*** Opening of DATASET CONTENT ***

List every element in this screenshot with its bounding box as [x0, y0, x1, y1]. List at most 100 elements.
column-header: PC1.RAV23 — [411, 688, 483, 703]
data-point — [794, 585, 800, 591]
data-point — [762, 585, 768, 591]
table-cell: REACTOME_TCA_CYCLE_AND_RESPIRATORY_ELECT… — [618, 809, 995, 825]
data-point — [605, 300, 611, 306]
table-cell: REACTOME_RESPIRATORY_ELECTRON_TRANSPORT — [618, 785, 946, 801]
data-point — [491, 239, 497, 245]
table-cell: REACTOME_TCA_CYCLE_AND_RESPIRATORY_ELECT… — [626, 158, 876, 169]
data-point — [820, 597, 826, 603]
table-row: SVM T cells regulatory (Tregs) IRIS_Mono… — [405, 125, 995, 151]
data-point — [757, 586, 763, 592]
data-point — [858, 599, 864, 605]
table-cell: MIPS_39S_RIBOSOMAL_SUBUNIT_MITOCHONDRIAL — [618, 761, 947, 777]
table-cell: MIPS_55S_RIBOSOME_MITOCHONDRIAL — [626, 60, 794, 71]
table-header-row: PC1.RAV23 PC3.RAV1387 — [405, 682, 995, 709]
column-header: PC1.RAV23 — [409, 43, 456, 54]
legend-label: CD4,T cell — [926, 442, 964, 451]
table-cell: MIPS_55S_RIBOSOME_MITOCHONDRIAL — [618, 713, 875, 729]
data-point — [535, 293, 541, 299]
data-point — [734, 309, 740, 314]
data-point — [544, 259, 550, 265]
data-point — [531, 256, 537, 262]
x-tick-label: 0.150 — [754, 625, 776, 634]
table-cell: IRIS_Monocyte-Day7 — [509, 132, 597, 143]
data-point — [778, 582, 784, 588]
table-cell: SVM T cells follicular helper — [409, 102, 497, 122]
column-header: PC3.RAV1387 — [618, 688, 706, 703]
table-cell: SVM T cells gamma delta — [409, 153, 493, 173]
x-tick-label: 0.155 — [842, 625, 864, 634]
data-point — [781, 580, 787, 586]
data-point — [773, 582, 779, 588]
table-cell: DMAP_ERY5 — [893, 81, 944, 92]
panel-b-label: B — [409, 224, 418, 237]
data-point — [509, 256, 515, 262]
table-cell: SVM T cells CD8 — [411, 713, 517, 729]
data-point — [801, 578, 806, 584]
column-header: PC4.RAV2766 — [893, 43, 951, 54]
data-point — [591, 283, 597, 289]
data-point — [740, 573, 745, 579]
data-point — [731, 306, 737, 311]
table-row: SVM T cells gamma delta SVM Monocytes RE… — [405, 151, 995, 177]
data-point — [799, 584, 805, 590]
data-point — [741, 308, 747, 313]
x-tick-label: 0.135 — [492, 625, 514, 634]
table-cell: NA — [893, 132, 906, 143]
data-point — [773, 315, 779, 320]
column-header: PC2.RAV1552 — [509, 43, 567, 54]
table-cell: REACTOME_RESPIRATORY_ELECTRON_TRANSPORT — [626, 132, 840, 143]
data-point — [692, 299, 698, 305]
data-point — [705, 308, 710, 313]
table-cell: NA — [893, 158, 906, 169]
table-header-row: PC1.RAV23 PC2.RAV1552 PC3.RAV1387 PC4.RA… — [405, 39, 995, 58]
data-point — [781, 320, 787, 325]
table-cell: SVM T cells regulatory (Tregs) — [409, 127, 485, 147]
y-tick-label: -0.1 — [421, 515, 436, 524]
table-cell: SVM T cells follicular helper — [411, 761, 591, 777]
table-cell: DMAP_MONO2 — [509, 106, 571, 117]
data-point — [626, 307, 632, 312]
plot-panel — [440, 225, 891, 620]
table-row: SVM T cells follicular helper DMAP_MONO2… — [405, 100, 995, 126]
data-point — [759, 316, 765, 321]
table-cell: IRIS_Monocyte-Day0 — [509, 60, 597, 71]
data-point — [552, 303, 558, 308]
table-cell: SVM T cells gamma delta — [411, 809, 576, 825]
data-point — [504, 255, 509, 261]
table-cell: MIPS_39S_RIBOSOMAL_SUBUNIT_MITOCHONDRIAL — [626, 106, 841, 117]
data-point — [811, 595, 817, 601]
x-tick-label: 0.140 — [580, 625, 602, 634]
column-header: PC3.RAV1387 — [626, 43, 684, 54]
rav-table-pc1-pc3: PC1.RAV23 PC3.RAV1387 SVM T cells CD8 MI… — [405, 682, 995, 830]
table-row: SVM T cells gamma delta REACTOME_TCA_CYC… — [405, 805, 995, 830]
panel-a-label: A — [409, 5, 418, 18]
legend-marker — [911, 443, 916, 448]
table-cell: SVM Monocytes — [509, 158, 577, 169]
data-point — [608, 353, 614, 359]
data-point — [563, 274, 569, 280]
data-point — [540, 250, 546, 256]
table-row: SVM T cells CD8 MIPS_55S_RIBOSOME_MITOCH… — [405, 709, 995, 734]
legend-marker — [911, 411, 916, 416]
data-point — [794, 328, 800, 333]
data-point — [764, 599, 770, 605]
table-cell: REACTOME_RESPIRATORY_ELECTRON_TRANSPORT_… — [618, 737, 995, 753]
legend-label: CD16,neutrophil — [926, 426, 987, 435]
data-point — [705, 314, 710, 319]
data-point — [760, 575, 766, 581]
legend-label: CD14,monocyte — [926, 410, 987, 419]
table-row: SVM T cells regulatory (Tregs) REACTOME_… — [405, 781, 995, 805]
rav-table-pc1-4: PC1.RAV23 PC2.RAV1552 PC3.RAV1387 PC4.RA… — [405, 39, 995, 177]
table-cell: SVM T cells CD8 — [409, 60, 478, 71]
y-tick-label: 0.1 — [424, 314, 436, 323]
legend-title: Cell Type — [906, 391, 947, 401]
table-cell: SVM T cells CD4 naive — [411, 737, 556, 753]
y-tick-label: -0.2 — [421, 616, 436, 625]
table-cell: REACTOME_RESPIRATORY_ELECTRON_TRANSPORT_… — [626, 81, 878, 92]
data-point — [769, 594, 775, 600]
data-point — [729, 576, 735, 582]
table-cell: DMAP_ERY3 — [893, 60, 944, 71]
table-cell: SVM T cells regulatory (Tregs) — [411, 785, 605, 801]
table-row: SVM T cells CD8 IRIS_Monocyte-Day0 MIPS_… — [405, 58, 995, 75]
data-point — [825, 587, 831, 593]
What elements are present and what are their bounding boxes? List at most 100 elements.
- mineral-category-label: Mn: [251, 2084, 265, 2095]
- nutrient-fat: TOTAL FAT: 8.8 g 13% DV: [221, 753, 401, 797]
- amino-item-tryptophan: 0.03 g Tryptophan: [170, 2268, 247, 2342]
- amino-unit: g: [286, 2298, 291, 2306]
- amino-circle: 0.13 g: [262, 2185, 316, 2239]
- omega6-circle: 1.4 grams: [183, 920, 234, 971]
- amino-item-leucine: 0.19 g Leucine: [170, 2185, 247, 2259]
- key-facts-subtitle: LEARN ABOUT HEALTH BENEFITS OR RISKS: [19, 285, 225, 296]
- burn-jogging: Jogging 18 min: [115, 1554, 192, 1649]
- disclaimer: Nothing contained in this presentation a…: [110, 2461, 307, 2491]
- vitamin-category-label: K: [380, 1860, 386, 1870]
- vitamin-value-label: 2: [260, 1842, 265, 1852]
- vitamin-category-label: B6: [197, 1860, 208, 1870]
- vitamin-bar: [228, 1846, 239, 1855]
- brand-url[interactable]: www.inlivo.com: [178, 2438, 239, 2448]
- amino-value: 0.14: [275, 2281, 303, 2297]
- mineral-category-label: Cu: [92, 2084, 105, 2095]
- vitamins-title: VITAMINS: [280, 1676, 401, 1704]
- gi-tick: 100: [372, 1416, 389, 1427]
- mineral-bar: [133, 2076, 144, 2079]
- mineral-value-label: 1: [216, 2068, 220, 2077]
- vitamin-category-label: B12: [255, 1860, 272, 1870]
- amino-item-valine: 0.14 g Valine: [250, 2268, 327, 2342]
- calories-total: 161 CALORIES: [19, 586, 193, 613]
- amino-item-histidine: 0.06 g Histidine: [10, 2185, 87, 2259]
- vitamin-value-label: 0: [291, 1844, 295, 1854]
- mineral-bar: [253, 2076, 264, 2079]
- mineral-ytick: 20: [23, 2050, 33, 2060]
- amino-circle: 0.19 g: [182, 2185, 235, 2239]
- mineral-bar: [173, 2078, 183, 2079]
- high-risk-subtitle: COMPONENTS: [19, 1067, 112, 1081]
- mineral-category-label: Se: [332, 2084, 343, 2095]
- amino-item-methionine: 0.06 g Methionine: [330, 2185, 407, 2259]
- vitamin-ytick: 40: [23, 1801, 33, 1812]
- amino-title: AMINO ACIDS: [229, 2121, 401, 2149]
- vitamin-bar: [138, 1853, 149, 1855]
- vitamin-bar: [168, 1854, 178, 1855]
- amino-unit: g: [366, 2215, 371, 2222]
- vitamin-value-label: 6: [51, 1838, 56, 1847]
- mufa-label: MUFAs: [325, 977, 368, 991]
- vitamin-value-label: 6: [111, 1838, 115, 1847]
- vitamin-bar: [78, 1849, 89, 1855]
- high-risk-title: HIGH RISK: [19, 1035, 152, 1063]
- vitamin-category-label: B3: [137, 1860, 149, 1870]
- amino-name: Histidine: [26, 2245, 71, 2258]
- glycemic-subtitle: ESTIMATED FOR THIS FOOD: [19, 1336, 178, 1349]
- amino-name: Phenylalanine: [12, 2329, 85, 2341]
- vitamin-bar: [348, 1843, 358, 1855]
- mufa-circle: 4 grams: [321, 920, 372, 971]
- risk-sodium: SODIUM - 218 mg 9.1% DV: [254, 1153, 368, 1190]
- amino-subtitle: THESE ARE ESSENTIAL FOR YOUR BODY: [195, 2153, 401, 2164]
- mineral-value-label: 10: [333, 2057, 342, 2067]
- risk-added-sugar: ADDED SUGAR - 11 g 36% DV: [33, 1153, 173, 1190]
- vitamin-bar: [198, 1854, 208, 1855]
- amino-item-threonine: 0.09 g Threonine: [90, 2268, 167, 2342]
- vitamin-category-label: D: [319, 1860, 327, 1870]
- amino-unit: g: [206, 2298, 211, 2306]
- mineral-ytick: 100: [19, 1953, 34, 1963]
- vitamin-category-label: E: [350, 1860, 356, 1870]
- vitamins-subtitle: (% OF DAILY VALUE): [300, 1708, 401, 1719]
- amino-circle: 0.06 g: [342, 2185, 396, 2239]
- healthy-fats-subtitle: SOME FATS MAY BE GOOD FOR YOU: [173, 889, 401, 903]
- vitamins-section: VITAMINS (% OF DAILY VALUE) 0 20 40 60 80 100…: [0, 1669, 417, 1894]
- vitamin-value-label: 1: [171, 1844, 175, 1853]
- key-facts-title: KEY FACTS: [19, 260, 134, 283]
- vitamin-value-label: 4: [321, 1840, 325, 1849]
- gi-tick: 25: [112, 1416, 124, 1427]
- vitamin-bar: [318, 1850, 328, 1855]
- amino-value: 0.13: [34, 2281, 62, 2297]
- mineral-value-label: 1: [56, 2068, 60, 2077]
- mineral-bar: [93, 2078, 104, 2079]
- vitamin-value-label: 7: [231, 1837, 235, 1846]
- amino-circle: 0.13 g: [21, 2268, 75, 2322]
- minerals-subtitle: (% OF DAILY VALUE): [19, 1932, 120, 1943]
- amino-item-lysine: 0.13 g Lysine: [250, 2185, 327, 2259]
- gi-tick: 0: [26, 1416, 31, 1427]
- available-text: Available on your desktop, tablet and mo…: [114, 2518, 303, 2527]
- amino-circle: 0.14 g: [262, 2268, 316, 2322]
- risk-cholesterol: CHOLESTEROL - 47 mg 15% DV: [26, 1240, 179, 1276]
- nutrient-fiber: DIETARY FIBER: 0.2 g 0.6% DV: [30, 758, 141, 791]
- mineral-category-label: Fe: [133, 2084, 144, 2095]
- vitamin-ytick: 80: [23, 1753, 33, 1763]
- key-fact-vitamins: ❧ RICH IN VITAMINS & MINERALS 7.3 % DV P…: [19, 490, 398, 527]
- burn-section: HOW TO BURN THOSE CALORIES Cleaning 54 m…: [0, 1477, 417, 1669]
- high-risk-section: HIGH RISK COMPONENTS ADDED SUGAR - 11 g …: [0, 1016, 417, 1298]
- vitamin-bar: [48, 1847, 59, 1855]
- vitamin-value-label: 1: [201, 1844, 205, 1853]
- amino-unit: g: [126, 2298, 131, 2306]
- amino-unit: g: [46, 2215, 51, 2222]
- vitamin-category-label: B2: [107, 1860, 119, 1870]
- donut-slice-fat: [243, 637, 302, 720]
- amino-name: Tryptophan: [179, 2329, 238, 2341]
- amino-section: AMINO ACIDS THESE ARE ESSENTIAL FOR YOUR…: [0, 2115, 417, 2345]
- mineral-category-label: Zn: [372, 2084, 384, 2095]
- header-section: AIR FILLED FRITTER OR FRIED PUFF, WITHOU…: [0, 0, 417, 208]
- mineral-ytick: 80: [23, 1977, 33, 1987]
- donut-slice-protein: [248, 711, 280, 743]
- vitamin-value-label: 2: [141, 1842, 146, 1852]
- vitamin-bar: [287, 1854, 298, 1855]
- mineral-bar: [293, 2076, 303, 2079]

*** Close of DATASET CONTENT ***

» EXERCISE AIM
Would you please copy all lines in the data that contain the word "ytick"?

» ANSWER SPACE
- mineral-ytick: 20: [23, 2050, 33, 2060]
- vitamin-ytick: 40: [23, 1801, 33, 1812]
- mineral-ytick: 100: [19, 1953, 34, 1963]
- vitamin-ytick: 80: [23, 1753, 33, 1763]
- mineral-ytick: 80: [23, 1977, 33, 1987]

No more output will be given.